Data extracted from a collection:

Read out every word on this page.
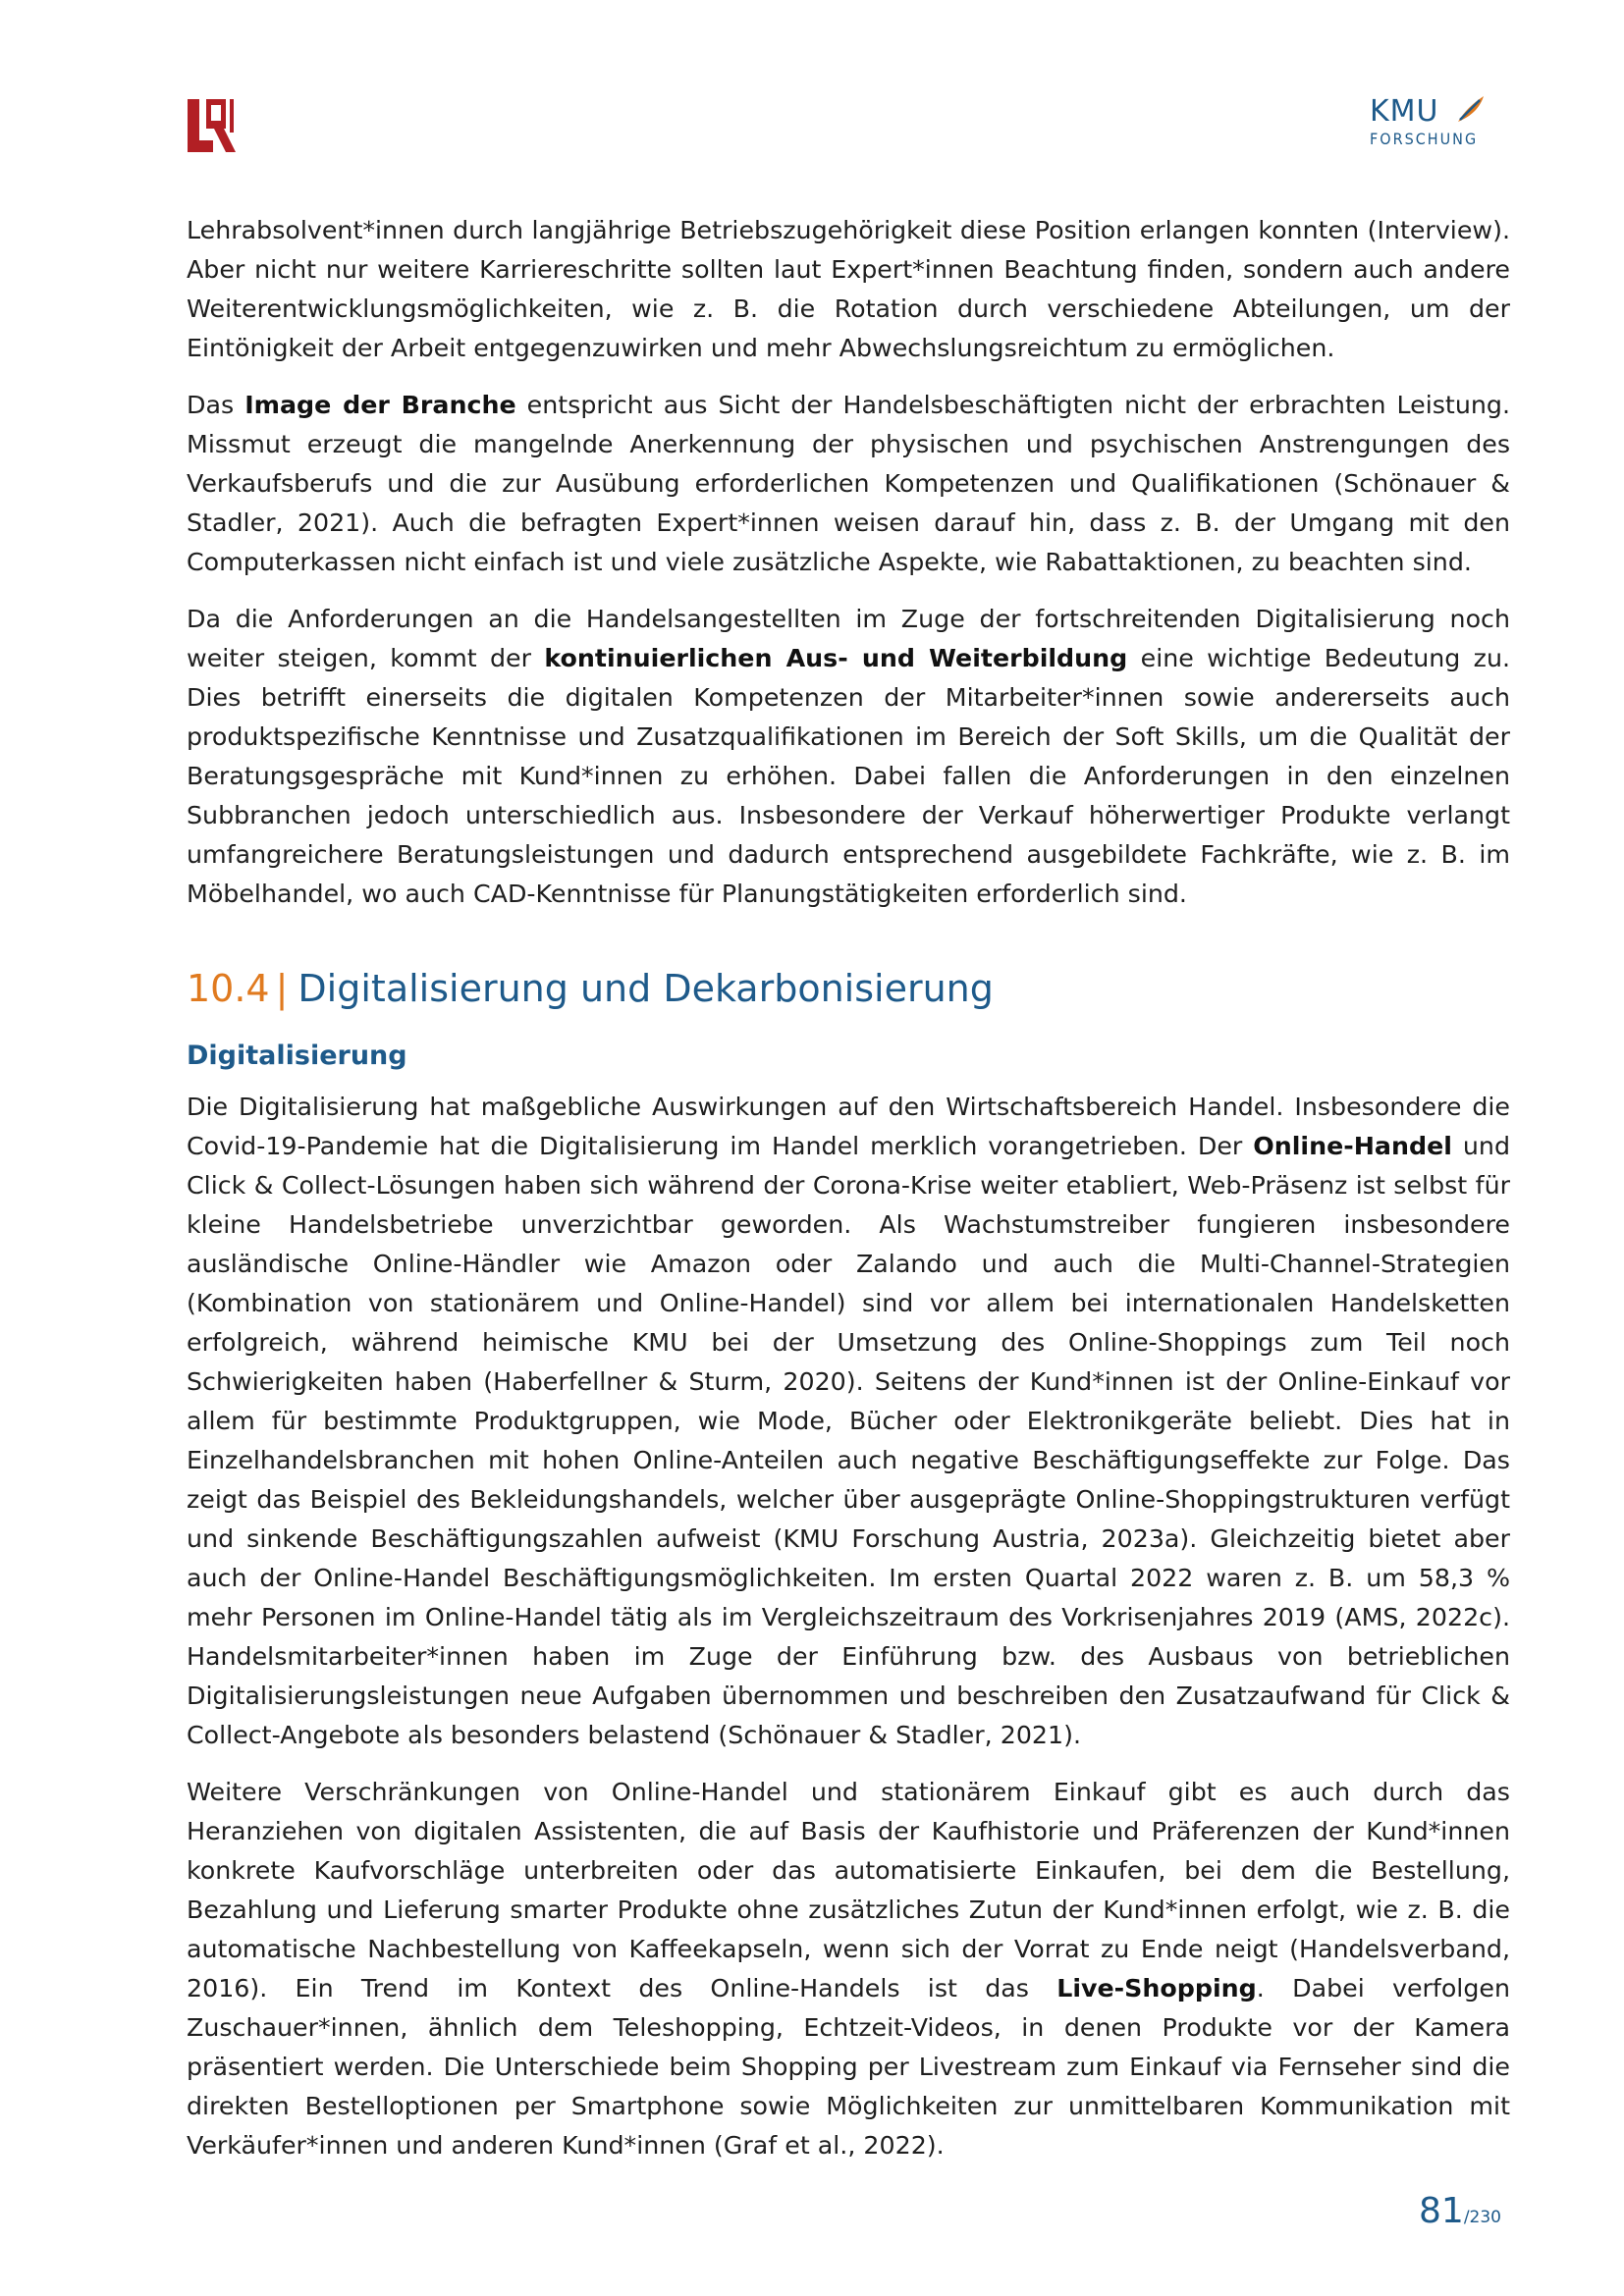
KMU
FORSCHUNG

Lehrabsolvent*innen durch langjährige Betriebszugehörigkeit diese Position erlangen konnten (Interview). Aber nicht nur weitere Karriereschritte sollten laut Expert*innen Beachtung finden, sondern auch andere Weiterentwicklungsmöglichkeiten, wie z. B. die Rotation durch verschiedene Abteilungen, um der Eintönigkeit der Arbeit entgegenzuwirken und mehr Abwechslungsreichtum zu ermöglichen.

Das Image der Branche entspricht aus Sicht der Handelsbeschäftigten nicht der erbrachten Leistung. Missmut erzeugt die mangelnde Anerkennung der physischen und psychischen Anstrengungen des Verkaufsberufs und die zur Ausübung erforderlichen Kompetenzen und Qualifikationen (Schönauer & Stadler, 2021). Auch die befragten Expert*innen weisen darauf hin, dass z. B. der Umgang mit den Computerkassen nicht einfach ist und viele zusätzliche Aspekte, wie Rabattaktionen, zu beachten sind.

Da die Anforderungen an die Handelsangestellten im Zuge der fortschreitenden Digitalisierung noch weiter steigen, kommt der kontinuierlichen Aus- und Weiterbildung eine wichtige Bedeutung zu. Dies betrifft einerseits die digitalen Kompetenzen der Mitarbeiter*innen sowie andererseits auch produktspezifische Kenntnisse und Zusatzqualifikationen im Bereich der Soft Skills, um die Qualität der Beratungsgespräche mit Kund*innen zu erhöhen. Dabei fallen die Anforderungen in den einzelnen Subbranchen jedoch unterschiedlich aus. Insbesondere der Verkauf höherwertiger Produkte verlangt umfangreichere Beratungsleistungen und dadurch entsprechend ausgebildete Fachkräfte, wie z. B. im Möbelhandel, wo auch CAD-Kenntnisse für Planungstätigkeiten erforderlich sind.

10.4 | Digitalisierung und Dekarbonisierung
Digitalisierung

Die Digitalisierung hat maßgebliche Auswirkungen auf den Wirtschaftsbereich Handel. Insbesondere die Covid-19-Pandemie hat die Digitalisierung im Handel merklich vorangetrieben. Der Online-Handel und Click & Collect-Lösungen haben sich während der Corona-Krise weiter etabliert, Web-Präsenz ist selbst für kleine Handelsbetriebe unverzichtbar geworden. Als Wachstumstreiber fungieren insbesondere ausländische Online-Händler wie Amazon oder Zalando und auch die Multi-Channel-Strategien (Kombination von stationärem und Online-Handel) sind vor allem bei internationalen Handelsketten erfolgreich, während heimische KMU bei der Umsetzung des Online-Shoppings zum Teil noch Schwierigkeiten haben (Haberfellner & Sturm, 2020). Seitens der Kund*innen ist der Online-Einkauf vor allem für bestimmte Produktgruppen, wie Mode, Bücher oder Elektronikgeräte beliebt. Dies hat in Einzelhandelsbranchen mit hohen Online-Anteilen auch negative Beschäftigungseffekte zur Folge. Das zeigt das Beispiel des Bekleidungshandels, welcher über ausgeprägte Online-Shoppingstrukturen verfügt und sinkende Beschäftigungszahlen aufweist (KMU Forschung Austria, 2023a). Gleichzeitig bietet aber auch der Online-Handel Beschäftigungsmöglichkeiten. Im ersten Quartal 2022 waren z. B. um 58,3 % mehr Personen im Online-Handel tätig als im Vergleichszeitraum des Vorkrisenjahres 2019 (AMS, 2022c). Handelsmitarbeiter*innen haben im Zuge der Einführung bzw. des Ausbaus von betrieblichen Digitalisierungsleistungen neue Aufgaben übernommen und beschreiben den Zusatzaufwand für Click & Collect-Angebote als besonders belastend (Schönauer & Stadler, 2021).

Weitere Verschränkungen von Online-Handel und stationärem Einkauf gibt es auch durch das Heranziehen von digitalen Assistenten, die auf Basis der Kaufhistorie und Präferenzen der Kund*innen konkrete Kaufvorschläge unterbreiten oder das automatisierte Einkaufen, bei dem die Bestellung, Bezahlung und Lieferung smarter Produkte ohne zusätzliches Zutun der Kund*innen erfolgt, wie z. B. die automatische Nachbestellung von Kaffeekapseln, wenn sich der Vorrat zu Ende neigt (Handelsverband, 2016). Ein Trend im Kontext des Online-Handels ist das Live-Shopping. Dabei verfolgen Zuschauer*innen, ähnlich dem Teleshopping, Echtzeit-Videos, in denen Produkte vor der Kamera präsentiert werden. Die Unterschiede beim Shopping per Livestream zum Einkauf via Fernseher sind die direkten Bestelloptionen per Smartphone sowie Möglichkeiten zur unmittelbaren Kommunikation mit Verkäufer*innen und anderen Kund*innen (Graf et al., 2022).

81/230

Task prompt: State only the count of lines above that hold the string "nicht".

Answer to this problem: 2